Records from a collection:
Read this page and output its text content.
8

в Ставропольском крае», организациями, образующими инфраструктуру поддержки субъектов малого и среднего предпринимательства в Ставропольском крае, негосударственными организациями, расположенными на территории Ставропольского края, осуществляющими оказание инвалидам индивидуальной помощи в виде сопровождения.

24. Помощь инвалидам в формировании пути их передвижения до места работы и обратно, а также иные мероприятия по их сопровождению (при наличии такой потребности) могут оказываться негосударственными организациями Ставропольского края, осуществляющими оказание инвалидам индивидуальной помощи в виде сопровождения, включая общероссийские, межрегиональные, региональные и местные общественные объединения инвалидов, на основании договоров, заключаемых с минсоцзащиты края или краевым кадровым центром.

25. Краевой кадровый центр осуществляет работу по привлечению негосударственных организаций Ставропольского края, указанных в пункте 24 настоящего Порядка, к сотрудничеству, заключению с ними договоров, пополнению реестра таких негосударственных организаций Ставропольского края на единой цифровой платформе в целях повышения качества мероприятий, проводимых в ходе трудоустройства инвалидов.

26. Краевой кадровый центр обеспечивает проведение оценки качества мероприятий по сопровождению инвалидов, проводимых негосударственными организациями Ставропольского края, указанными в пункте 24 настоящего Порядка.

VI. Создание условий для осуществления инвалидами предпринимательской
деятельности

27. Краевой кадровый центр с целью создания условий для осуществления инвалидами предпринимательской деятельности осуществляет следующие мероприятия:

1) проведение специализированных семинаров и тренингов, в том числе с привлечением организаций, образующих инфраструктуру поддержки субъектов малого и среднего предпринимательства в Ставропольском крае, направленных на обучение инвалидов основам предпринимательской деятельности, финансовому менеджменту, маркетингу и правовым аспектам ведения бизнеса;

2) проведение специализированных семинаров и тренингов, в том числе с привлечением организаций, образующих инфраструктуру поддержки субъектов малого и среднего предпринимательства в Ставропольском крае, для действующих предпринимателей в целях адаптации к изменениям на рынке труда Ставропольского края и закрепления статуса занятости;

--

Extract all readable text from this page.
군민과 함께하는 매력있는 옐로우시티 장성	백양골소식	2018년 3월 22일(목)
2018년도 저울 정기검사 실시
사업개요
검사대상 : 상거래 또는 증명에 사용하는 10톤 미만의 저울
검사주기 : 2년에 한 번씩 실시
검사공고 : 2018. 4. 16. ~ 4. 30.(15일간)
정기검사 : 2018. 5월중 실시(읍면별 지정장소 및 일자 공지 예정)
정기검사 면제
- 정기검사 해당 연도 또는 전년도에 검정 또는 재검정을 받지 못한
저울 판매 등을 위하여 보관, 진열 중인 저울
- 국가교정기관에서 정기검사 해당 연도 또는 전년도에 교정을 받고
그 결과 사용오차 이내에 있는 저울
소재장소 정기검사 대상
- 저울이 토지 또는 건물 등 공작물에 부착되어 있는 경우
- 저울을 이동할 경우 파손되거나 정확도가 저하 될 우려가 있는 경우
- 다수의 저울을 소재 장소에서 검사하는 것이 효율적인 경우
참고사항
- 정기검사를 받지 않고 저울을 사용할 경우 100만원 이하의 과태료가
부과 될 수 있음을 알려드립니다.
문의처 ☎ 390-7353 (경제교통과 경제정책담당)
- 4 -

==

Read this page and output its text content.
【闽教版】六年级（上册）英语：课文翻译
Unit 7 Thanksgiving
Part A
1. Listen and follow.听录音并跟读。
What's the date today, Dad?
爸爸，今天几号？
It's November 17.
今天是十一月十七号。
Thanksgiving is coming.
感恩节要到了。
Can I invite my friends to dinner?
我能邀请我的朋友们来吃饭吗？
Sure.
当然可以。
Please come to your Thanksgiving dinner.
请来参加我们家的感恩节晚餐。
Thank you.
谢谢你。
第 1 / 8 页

Your instructions: Search the entries for the word "условий", then gather every line that has it.

Response:
VI. Создание условий для осуществления инвалидами предпринимательской
27. Краевой кадровый центр с целью создания условий для осуществления инвалидами предпринимательской деятельности осуществляет следующие мероприятия:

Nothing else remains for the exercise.